Exercise task: Repeat the entire listing exactly.

[Recorded data]
===============
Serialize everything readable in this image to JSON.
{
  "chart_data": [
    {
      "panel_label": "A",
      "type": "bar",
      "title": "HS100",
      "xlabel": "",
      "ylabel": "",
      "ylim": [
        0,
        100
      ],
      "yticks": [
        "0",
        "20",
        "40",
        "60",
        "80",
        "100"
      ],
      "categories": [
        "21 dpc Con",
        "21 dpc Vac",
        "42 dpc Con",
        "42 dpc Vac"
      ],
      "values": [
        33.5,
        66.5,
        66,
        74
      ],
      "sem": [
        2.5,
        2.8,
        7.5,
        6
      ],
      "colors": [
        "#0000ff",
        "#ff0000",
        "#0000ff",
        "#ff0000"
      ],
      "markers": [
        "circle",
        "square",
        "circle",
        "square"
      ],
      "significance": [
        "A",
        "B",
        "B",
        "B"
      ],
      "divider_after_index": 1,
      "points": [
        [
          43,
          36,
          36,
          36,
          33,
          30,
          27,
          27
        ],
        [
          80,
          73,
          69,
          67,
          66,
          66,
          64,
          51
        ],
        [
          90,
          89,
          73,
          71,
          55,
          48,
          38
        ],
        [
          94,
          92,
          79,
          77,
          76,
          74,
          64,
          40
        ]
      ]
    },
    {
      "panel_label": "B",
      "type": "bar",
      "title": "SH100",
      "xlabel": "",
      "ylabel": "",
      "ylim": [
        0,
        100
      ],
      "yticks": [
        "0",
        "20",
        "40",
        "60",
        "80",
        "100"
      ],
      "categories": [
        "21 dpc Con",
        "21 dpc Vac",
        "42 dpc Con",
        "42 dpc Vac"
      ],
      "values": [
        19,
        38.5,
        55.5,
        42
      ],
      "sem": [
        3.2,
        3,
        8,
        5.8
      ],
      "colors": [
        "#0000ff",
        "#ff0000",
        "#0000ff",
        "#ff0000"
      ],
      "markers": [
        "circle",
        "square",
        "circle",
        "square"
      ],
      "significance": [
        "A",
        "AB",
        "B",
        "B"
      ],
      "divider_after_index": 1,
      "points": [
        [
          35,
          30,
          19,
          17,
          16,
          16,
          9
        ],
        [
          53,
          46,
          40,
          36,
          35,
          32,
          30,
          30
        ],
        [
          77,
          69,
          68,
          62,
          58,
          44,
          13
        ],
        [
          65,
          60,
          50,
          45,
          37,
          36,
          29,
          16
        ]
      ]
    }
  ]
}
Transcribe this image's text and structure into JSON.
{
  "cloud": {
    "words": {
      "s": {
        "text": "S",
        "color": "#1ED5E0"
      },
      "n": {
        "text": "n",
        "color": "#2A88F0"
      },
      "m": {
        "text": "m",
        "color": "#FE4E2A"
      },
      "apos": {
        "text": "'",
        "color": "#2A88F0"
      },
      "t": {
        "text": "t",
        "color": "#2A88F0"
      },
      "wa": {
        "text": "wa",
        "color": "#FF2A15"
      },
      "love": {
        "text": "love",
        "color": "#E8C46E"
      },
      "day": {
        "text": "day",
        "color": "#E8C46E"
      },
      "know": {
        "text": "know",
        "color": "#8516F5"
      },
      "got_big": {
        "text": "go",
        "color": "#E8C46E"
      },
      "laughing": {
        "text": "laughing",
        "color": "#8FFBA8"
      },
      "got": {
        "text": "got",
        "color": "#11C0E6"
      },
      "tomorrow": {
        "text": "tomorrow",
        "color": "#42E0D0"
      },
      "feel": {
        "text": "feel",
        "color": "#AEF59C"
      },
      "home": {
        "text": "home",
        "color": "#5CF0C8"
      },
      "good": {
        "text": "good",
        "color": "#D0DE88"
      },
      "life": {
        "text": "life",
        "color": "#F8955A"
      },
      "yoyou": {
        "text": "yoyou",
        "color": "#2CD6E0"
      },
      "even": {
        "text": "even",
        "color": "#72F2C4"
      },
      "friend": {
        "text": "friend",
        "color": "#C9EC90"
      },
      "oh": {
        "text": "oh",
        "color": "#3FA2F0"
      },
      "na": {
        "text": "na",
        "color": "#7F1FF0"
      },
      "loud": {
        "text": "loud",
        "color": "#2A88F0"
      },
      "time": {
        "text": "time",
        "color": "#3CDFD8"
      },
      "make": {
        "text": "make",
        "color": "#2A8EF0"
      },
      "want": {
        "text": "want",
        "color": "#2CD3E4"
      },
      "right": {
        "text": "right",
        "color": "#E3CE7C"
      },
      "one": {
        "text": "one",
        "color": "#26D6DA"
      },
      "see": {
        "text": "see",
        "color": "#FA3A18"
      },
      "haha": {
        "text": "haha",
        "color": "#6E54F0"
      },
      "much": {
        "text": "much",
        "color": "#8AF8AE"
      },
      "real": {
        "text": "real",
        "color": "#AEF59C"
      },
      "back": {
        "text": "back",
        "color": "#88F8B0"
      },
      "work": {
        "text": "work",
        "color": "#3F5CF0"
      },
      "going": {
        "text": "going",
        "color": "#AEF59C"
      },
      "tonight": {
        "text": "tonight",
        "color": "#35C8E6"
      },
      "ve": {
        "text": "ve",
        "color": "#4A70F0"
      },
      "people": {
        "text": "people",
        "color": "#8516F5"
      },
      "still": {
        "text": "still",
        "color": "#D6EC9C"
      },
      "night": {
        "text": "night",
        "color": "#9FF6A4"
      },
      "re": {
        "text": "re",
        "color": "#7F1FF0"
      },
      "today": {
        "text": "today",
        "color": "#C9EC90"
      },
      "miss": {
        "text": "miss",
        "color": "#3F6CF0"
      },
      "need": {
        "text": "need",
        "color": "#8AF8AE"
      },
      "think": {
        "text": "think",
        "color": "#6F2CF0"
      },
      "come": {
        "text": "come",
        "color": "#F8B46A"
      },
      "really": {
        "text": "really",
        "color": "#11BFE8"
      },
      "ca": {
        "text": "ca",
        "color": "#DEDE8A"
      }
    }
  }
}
===============
The completed task:
Serialize everything readable in this image to JSON.
{
  "chart_data": [
    {
      "panel_label": "A",
      "type": "bar",
      "title": "HS100",
      "xlabel": "",
      "ylabel": "",
      "ylim": [
        0,
        100
      ],
      "yticks": [
        "0",
        "20",
        "40",
        "60",
        "80",
        "100"
      ],
      "categories": [
        "21 dpc Con",
        "21 dpc Vac",
        "42 dpc Con",
        "42 dpc Vac"
      ],
      "values": [
        33.5,
        66.5,
        66,
        74
      ],
      "sem": [
        2.5,
        2.8,
        7.5,
        6
      ],
      "colors": [
        "#0000ff",
        "#ff0000",
        "#0000ff",
        "#ff0000"
      ],
      "markers": [
        "circle",
        "square",
        "circle",
        "square"
      ],
      "significance": [
        "A",
        "B",
        "B",
        "B"
      ],
      "divider_after_index": 1,
      "points": [
        [
          43,
          36,
          36,
          36,
          33,
          30,
          27,
          27
        ],
        [
          80,
          73,
          69,
          67,
          66,
          66,
          64,
          51
        ],
        [
          90,
          89,
          73,
          71,
          55,
          48,
          38
        ],
        [
          94,
          92,
          79,
          77,
          76,
          74,
          64,
          40
        ]
      ]
    },
    {
      "panel_label": "B",
      "type": "bar",
      "title": "SH100",
      "xlabel": "",
      "ylabel": "",
      "ylim": [
        0,
        100
      ],
      "yticks": [
        "0",
        "20",
        "40",
        "60",
        "80",
        "100"
      ],
      "categories": [
        "21 dpc Con",
        "21 dpc Vac",
        "42 dpc Con",
        "42 dpc Vac"
      ],
      "values": [
        19,
        38.5,
        55.5,
        42
      ],
      "sem": [
        3.2,
        3,
        8,
        5.8
      ],
      "colors": [
        "#0000ff",
        "#ff0000",
        "#0000ff",
        "#ff0000"
      ],
      "markers": [
        "circle",
        "square",
        "circle",
        "square"
      ],
      "significance": [
        "A",
        "AB",
        "B",
        "B"
      ],
      "divider_after_index": 1,
      "points": [
        [
          35,
          30,
          19,
          17,
          16,
          16,
          9
        ],
        [
          53,
          46,
          40,
          36,
          35,
          32,
          30,
          30
        ],
        [
          77,
          69,
          68,
          62,
          58,
          44,
          13
        ],
        [
          65,
          60,
          50,
          45,
          37,
          36,
          29,
          16
        ]
      ]
    }
  ]
}
Transcribe this image's text and structure into JSON.
{
  "cloud": {
    "words": {
      "s": {
        "text": "S",
        "color": "#1ED5E0"
      },
      "n": {
        "text": "n",
        "color": "#2A88F0"
      },
      "m": {
        "text": "m",
        "color": "#FE4E2A"
      },
      "apos": {
        "text": "'",
        "color": "#2A88F0"
      },
      "t": {
        "text": "t",
        "color": "#2A88F0"
      },
      "wa": {
        "text": "wa",
        "color": "#FF2A15"
      },
      "love": {
        "text": "love",
        "color": "#E8C46E"
      },
      "day": {
        "text": "day",
        "color": "#E8C46E"
      },
      "know": {
        "text": "know",
        "color": "#8516F5"
      },
      "got_big": {
        "text": "go",
        "color": "#E8C46E"
      },
      "laughing": {
        "text": "laughing",
        "color": "#8FFBA8"
      },
      "got": {
        "text": "got",
        "color": "#11C0E6"
      },
      "tomorrow": {
        "text": "tomorrow",
        "color": "#42E0D0"
      },
      "feel": {
        "text": "feel",
        "color": "#AEF59C"
      },
      "home": {
        "text": "home",
        "color": "#5CF0C8"
      },
      "good": {
        "text": "good",
        "color": "#D0DE88"
      },
      "life": {
        "text": "life",
        "color": "#F8955A"
      },
      "yoyou": {
        "text": "yoyou",
        "color": "#2CD6E0"
      },
      "even": {
        "text": "even",
        "color": "#72F2C4"
      },
      "friend": {
        "text": "friend",
        "color": "#C9EC90"
      },
      "oh": {
        "text": "oh",
        "color": "#3FA2F0"
      },
      "na": {
        "text": "na",
        "color": "#7F1FF0"
      },
      "loud": {
        "text": "loud",
        "color": "#2A88F0"
      },
      "time": {
        "text": "time",
        "color": "#3CDFD8"
      },
      "make": {
        "text": "make",
        "color": "#2A8EF0"
      },
      "want": {
        "text": "want",
        "color": "#2CD3E4"
      },
      "right": {
        "text": "right",
        "color": "#E3CE7C"
      },
      "one": {
        "text": "one",
        "color": "#26D6DA"
      },
      "see": {
        "text": "see",
        "color": "#FA3A18"
      },
      "haha": {
        "text": "haha",
        "color": "#6E54F0"
      },
      "much": {
        "text": "much",
        "color": "#8AF8AE"
      },
      "real": {
        "text": "real",
        "color": "#AEF59C"
      },
      "back": {
        "text": "back",
        "color": "#88F8B0"
      },
      "work": {
        "text": "work",
        "color": "#3F5CF0"
      },
      "going": {
        "text": "going",
        "color": "#AEF59C"
      },
      "tonight": {
        "text": "tonight",
        "color": "#35C8E6"
      },
      "ve": {
        "text": "ve",
        "color": "#4A70F0"
      },
      "people": {
        "text": "people",
        "color": "#8516F5"
      },
      "still": {
        "text": "still",
        "color": "#D6EC9C"
      },
      "night": {
        "text": "night",
        "color": "#9FF6A4"
      },
      "re": {
        "text": "re",
        "color": "#7F1FF0"
      },
      "today": {
        "text": "today",
        "color": "#C9EC90"
      },
      "miss": {
        "text": "miss",
        "color": "#3F6CF0"
      },
      "need": {
        "text": "need",
        "color": "#8AF8AE"
      },
      "think": {
        "text": "think",
        "color": "#6F2CF0"
      },
      "come": {
        "text": "come",
        "color": "#F8B46A"
      },
      "really": {
        "text": "really",
        "color": "#11BFE8"
      },
      "ca": {
        "text": "ca",
        "color": "#DEDE8A"
      }
    }
  }
}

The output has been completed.